**Texto fornecido**
──────────────────────────────
Mais tarde, quando se transladaram os seus restos mortais, embora estes não estivessem intactos, o túmulo emanava um aroma doce e agradável, que é mencionado num sermão de Cesário de Heisterbach (que certamente sabia do que falava, uma vez que foi autor do Dialogus miracolurom, um tratado hagiográfico onde se listam 746 milagres) e poderá ter contribuído para que lhe fosse atribuído, por associação olfactiva, o milagre das rosas. Há vários outros santos, “incorruptíveis” ou não, a cujo cadáver se atribui um aroma agradável ou sobre os quais se relata que um perfume invadiu os aposentos no momento em que o santo expirou e que funciona como metáfora olfactiva do estado de graça da sua alma, isenta de pecado – a chamada “morte em odor de santidade”.
De qualquer modo, os “milagres das rosas” – que envolvem também Santa Casilda de Toledo e São Diego de Alcalá – são tão semelhantes que é quase inevitável concluir que foram decalcados uns dos outros. O facto de alguns milagres terem sido “enxertados” na biografia do santo por vezes séculos depois do seu falecimento torna difícil identificar o “milagre original” e nem sequer a data da primeira referência documentada serve para estabelecer precedências, pois a lenda pode ter circulado sob forma oral durante muito tempo antes de ser fixada por escrito.
──────────────────────────────
**Registos**
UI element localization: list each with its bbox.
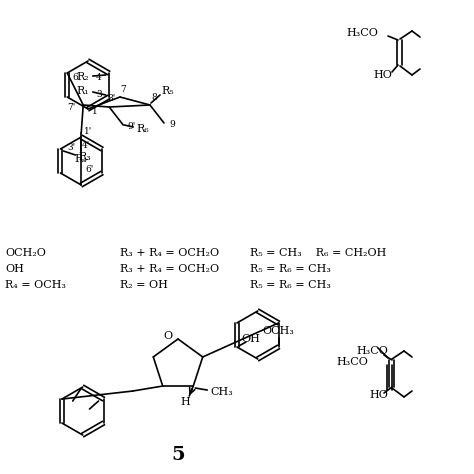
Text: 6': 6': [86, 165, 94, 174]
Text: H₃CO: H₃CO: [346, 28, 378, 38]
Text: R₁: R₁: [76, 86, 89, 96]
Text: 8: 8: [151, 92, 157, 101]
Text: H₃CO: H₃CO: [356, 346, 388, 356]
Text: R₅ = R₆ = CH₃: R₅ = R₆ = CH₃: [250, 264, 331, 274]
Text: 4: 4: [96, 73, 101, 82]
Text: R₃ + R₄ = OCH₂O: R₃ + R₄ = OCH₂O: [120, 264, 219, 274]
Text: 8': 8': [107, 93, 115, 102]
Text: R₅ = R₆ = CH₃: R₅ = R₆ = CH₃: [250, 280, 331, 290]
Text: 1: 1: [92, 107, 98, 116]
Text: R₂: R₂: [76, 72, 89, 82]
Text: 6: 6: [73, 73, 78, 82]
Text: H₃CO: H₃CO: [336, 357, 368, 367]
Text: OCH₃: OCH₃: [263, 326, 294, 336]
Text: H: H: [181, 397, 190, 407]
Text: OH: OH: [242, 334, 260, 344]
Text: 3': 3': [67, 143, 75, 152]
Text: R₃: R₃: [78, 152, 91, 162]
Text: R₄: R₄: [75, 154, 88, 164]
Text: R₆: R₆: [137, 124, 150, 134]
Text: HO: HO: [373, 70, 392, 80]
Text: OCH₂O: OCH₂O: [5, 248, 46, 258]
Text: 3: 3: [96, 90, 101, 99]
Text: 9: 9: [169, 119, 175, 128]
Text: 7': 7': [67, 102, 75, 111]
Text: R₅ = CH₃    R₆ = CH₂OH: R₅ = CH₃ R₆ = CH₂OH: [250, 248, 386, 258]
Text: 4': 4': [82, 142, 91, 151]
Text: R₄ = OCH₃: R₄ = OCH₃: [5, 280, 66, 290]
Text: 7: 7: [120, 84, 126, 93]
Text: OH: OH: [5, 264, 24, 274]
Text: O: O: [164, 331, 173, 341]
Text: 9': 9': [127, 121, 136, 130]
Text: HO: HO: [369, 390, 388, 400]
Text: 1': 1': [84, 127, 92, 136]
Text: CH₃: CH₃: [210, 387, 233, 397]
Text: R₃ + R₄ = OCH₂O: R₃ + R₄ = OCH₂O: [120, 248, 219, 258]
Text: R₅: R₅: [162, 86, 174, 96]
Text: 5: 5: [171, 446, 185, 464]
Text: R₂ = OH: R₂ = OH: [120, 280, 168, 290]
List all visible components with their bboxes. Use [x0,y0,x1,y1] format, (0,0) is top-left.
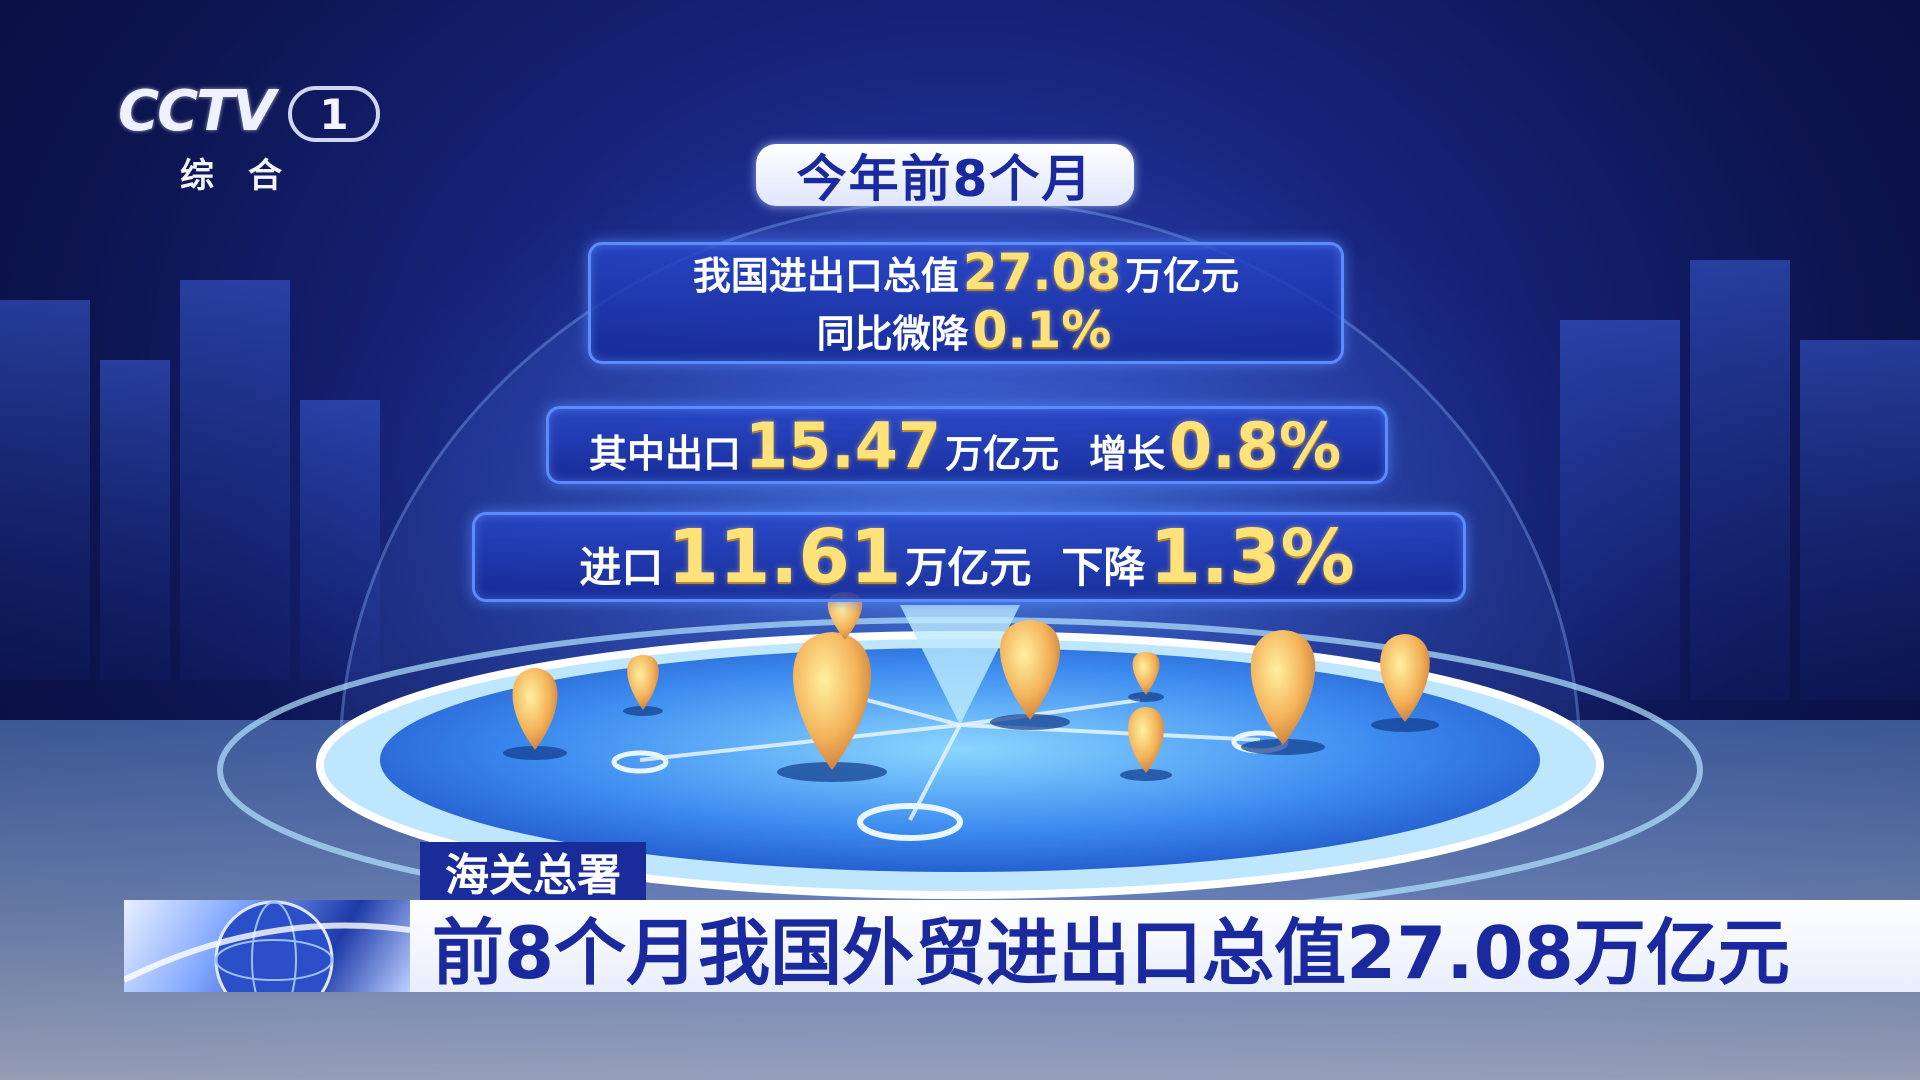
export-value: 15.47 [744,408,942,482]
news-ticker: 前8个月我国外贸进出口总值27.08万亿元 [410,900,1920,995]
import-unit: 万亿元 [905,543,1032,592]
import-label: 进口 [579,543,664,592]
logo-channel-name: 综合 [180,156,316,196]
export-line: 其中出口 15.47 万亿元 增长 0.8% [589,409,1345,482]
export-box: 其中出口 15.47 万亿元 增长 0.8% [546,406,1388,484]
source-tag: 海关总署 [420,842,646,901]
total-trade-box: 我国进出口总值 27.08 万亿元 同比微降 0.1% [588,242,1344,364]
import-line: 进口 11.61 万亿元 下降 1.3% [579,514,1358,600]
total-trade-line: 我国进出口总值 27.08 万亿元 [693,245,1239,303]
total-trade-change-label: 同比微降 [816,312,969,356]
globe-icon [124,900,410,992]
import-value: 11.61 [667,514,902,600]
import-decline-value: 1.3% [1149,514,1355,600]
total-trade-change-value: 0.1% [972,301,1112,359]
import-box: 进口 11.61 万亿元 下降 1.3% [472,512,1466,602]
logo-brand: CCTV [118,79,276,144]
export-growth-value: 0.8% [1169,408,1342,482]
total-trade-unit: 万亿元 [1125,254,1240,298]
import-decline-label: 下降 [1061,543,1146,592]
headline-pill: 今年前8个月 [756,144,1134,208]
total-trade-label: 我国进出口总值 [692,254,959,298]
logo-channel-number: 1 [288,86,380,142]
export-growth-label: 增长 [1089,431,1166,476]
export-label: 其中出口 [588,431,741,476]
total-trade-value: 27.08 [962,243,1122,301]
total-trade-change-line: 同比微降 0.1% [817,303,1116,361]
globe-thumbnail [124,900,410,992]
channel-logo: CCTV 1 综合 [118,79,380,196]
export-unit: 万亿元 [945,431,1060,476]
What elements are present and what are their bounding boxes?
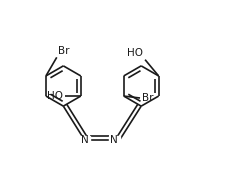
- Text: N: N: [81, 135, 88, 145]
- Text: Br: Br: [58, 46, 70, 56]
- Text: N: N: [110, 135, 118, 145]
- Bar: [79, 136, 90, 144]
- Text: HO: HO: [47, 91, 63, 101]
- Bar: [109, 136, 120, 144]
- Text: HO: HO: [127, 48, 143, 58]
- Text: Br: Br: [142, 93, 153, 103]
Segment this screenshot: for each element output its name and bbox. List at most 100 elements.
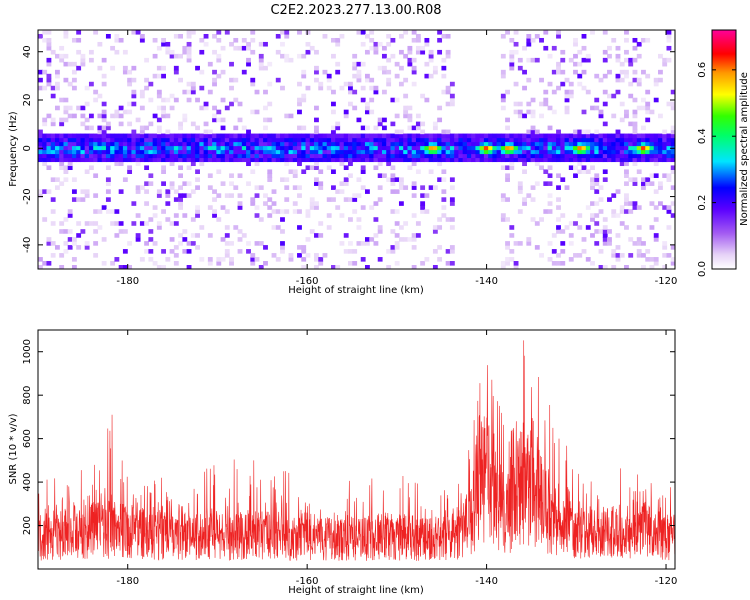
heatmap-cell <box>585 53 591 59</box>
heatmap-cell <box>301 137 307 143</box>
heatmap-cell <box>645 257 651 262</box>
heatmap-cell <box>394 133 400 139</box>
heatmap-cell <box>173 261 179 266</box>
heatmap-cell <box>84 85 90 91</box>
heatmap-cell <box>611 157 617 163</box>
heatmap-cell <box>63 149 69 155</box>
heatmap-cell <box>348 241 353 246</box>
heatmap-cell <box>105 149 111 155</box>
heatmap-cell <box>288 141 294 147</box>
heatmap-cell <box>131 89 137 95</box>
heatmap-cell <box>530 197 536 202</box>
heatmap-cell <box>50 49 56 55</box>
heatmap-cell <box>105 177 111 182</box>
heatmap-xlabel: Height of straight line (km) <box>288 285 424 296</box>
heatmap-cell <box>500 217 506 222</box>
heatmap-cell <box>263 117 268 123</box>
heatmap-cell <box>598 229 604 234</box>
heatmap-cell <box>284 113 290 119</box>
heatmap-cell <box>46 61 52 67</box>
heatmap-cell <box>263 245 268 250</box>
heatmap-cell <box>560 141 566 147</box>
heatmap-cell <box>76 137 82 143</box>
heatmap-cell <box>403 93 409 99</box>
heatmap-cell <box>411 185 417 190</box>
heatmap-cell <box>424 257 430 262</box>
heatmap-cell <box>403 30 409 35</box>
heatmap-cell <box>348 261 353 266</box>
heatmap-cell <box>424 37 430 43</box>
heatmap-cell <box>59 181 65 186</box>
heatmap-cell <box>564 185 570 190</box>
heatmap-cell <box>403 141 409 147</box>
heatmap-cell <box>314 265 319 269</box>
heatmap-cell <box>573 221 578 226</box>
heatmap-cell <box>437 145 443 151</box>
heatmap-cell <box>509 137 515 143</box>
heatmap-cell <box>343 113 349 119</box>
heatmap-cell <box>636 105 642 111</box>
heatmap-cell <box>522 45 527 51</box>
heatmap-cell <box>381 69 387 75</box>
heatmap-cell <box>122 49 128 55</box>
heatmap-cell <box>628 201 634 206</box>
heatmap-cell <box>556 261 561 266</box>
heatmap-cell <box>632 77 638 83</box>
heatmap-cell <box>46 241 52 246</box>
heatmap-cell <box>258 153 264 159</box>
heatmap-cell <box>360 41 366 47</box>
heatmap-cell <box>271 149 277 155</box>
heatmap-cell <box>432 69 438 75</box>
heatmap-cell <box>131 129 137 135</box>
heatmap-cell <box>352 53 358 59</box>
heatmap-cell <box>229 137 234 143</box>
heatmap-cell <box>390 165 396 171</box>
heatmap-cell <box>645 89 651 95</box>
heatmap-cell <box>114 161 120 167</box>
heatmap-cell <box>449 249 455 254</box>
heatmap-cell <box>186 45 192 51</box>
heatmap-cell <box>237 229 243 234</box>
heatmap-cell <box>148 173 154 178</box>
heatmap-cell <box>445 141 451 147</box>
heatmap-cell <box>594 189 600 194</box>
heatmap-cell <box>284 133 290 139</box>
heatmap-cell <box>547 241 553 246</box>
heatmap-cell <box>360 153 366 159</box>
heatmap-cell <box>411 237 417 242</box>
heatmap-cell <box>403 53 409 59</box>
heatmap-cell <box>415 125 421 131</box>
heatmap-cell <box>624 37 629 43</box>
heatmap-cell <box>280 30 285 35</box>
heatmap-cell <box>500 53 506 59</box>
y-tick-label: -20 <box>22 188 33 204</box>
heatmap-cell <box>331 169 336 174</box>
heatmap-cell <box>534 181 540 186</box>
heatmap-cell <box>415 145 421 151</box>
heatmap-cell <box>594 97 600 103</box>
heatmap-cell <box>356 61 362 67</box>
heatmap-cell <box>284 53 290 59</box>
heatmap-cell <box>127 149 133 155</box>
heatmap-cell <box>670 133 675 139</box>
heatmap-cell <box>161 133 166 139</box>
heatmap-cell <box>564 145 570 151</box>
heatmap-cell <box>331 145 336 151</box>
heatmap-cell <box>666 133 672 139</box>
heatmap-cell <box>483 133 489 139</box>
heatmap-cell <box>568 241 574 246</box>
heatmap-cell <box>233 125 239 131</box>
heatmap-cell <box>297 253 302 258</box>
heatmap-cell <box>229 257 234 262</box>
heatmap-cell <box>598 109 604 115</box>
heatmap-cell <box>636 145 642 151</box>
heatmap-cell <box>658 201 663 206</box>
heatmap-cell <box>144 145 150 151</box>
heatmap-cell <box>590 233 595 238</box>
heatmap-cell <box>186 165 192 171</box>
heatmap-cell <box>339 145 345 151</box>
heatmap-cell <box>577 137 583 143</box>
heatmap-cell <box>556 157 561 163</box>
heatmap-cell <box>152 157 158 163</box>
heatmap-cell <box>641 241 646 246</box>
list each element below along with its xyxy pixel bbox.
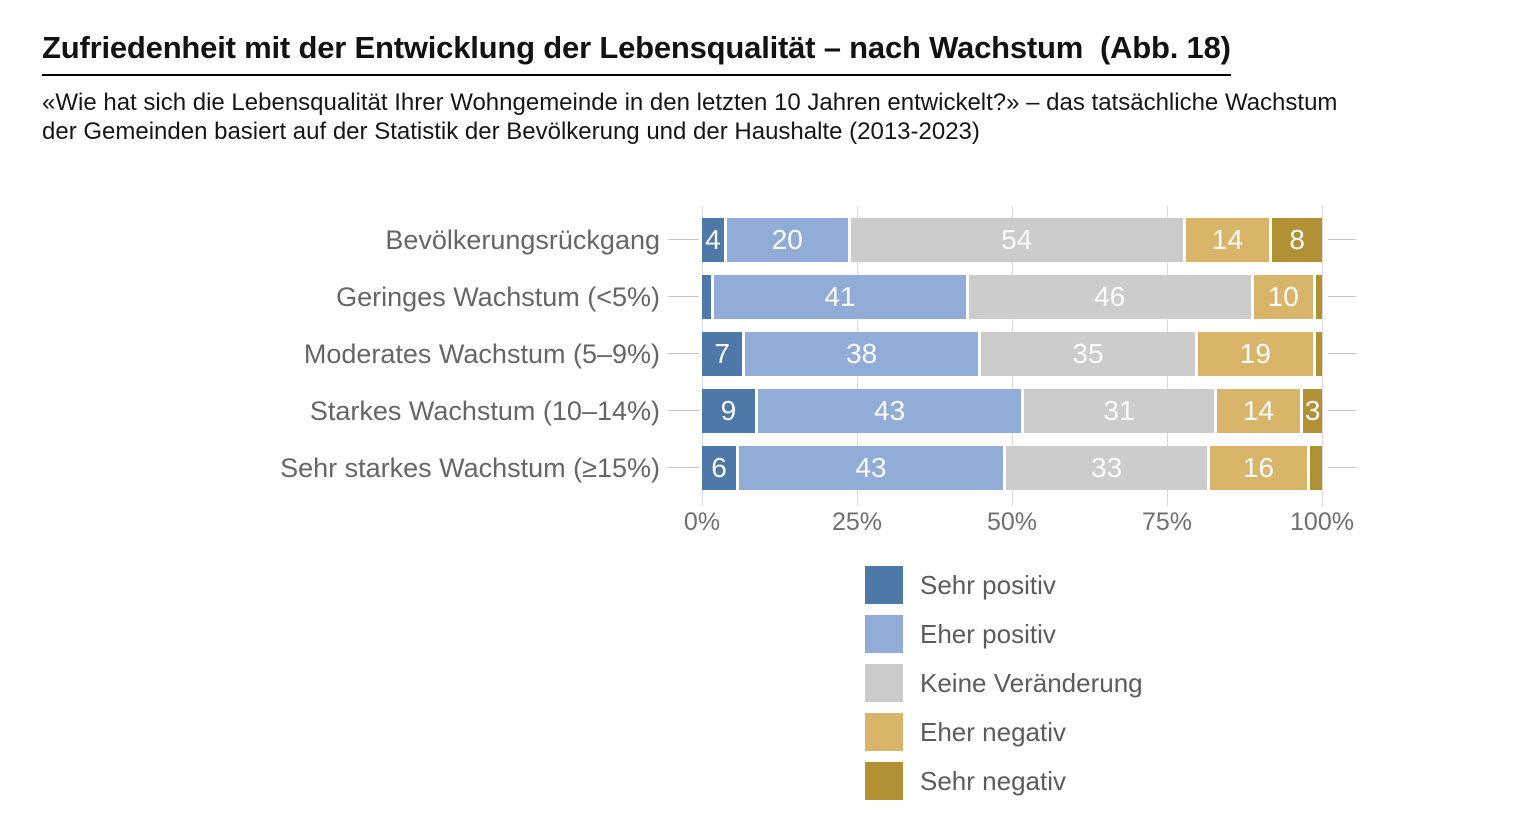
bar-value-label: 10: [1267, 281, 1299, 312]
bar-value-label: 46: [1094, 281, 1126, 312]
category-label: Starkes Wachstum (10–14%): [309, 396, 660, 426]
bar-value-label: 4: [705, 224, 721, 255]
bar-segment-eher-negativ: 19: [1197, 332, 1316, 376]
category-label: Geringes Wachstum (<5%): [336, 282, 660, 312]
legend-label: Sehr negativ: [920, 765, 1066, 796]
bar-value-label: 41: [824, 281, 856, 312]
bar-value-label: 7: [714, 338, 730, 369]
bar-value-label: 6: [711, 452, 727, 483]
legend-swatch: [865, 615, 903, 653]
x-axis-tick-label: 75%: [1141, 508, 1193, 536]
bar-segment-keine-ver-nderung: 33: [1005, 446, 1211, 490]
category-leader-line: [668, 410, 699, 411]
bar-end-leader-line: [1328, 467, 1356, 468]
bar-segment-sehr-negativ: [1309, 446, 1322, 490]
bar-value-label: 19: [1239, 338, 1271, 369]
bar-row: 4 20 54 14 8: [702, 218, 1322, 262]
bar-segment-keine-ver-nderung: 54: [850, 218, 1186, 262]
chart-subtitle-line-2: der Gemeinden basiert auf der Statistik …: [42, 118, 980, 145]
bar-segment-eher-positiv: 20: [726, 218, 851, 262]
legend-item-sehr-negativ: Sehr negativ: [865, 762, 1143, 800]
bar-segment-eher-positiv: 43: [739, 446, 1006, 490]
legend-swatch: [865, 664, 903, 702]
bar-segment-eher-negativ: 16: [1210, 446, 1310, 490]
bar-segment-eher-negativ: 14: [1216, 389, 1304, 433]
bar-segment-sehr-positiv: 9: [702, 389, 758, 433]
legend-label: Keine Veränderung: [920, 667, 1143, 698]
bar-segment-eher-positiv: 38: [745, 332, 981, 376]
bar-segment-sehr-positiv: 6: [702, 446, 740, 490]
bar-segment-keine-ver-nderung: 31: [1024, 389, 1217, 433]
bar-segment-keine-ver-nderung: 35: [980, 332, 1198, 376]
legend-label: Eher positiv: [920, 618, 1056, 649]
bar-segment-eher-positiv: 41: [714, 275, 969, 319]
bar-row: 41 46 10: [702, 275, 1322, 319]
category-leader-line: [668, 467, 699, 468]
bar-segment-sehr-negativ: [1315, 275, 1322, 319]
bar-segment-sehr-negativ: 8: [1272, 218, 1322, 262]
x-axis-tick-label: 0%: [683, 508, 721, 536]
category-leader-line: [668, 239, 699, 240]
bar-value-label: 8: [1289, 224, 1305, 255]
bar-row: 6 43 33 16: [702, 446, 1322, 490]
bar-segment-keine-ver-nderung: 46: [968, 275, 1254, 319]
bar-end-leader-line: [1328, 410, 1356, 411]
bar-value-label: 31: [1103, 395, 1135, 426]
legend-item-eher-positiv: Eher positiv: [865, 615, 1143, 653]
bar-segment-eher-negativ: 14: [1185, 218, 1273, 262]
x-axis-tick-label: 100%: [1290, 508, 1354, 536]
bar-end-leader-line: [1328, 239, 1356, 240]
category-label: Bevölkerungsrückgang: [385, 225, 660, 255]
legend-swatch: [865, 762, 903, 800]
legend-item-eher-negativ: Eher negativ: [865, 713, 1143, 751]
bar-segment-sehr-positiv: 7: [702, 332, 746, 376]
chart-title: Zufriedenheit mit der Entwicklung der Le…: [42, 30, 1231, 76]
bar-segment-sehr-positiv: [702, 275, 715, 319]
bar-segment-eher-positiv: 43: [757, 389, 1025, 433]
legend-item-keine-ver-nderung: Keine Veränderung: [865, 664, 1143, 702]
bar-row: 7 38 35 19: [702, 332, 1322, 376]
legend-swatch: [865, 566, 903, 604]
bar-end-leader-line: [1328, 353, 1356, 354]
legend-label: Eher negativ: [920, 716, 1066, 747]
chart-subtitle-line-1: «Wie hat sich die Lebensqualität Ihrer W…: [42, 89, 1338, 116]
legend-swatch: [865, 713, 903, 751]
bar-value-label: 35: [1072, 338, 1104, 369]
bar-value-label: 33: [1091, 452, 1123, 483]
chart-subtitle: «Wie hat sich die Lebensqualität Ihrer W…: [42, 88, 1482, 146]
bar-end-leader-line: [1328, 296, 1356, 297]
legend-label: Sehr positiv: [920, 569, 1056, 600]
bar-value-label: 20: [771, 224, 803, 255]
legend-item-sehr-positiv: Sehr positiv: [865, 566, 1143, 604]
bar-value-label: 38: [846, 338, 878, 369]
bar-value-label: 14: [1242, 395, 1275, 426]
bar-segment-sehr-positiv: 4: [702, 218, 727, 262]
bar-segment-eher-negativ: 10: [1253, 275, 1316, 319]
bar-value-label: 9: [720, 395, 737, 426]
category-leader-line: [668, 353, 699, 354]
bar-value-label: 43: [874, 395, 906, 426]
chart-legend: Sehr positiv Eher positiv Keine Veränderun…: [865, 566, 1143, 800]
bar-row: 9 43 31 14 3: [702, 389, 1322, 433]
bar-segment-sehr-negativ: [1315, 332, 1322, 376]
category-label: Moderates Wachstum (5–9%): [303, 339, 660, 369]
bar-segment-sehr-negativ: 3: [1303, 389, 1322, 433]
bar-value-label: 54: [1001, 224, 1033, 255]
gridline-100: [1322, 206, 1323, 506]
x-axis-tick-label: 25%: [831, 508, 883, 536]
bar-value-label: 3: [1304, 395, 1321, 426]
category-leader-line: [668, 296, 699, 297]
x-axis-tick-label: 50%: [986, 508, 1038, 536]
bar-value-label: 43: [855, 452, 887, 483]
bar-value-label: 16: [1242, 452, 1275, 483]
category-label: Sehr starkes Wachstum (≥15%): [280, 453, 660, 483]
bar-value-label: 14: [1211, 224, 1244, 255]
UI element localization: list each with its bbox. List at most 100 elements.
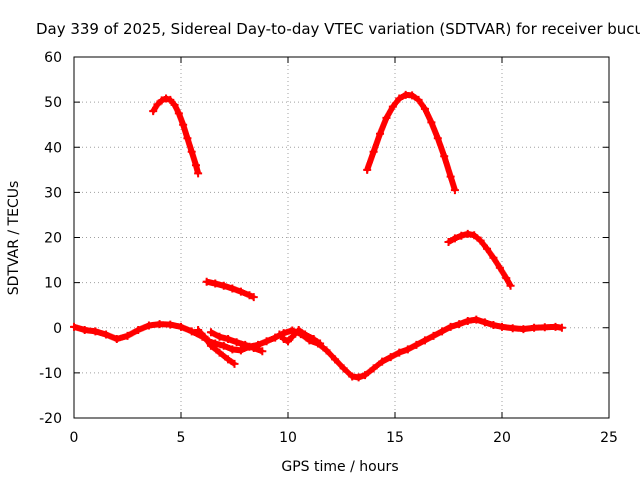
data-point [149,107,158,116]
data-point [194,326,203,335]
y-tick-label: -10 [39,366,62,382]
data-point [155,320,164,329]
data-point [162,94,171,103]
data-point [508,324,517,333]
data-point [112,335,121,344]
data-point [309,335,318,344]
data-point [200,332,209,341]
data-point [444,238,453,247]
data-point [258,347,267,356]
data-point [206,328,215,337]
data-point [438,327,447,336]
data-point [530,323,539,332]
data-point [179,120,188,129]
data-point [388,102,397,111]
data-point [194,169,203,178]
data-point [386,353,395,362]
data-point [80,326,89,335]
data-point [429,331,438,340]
──────────────────────────────
**Tarefa A**
Pode transformar numa tabela Markdown os registos desde a linha que contém "data-point [149,107,158,116]" até ao fim dos registos, inclusive? Use as colunas "N.º", com o número de ordem, e "Linha", com a linha, e omita as linhas em branco.
**Tarefa B**
Como prosseguiria o texto sobre os milagres das rosas a partir da última frase apresentada?

**Resposta A**
| N.º | Linha |
|---|---|
| 1 | data-point [149,107,158,116] |
| 2 | data-point [194,326,203,335] |
| 3 | y-tick-label: -10 [39,366,62,382] |
| 4 | data-point [155,320,164,329] |
| 5 | data-point [162,94,171,103] |
| 6 | data-point [508,324,517,333] |
| 7 | data-point [112,335,121,344] |
| 8 | data-point [309,335,318,344] |
| 9 | data-point [200,332,209,341] |
| 10 | data-point [444,238,453,247] |
| 11 | data-point [258,347,267,356] |
| 12 | data-point [206,328,215,337] |
| 13 | data-point [438,327,447,336] |
| 14 | data-point [530,323,539,332] |
| 15 | data-point [179,120,188,129] |
| 16 | data-point [388,102,397,111] |
| 17 | data-point [194,169,203,178] |
| 18 | data-point [386,353,395,362] |
| 19 | data-point [80,326,89,335] |
| 20 | data-point [429,331,438,340] |

**Resposta B**
Ao decalque nos milagres corresponde por vezes um decalque na representação iconográfica: em meados do século XVII, o pintor espanhol Francisco de Zurbarán (um dos notáveis continuadores de Caravaggio) não fez alterações substanciais entre a sua visão de Santa Isabel de Portugal e Santa Casilda, a princesa moura do século XI, filha de Almanun, rei de Toledo, que foi interceptada por soldados mouros quando, à socapa, levava pão para os prisioneiros cristãos. A semelhança não é apenas de pose e composição: Zurbarán veste as duas santas medievais com roupas anacrónicas e atribui à princesa moura trajos e aparência ocidentais – o mesmo faz, quase três séculos depois, Zacarías González. Seria preciso esperar pela representação do milagre por Juan Nogales, em 1892 – com o orientalismo a fazer furor nas artes plásticas europeias –, para que o guarda-roupa de Santa Casilda ganhasse verosimilhança histórica.
[Veja nesta fotogaleria as várias versões do milagre das rosas]
Os cadáveres incorruptos de santos e beatos, embora causem mais espanto, não são mais dignos de estima, na óptica da Igreja Católica, do que os cadáveres que seguiram a via natural da decomposição e de que apenas restam ossadas ou fragmentos mumificados. Ambos integram a categoria das “Relíquias de I Classe”, onde também se contam os vestígios físicos associados à vida de Cristo, enquanto nas “Relíquias de II Classe” estão os objectos usados por santos (incluindo vestuário e calçado). A categoria das “Relíquias de III Classe” é um clube com critérios de admissão tão lassos que desprestigia o conceito de relíquia: inclui qualquer objecto que tenha entrado em contacto com uma relíquia das classes I e II.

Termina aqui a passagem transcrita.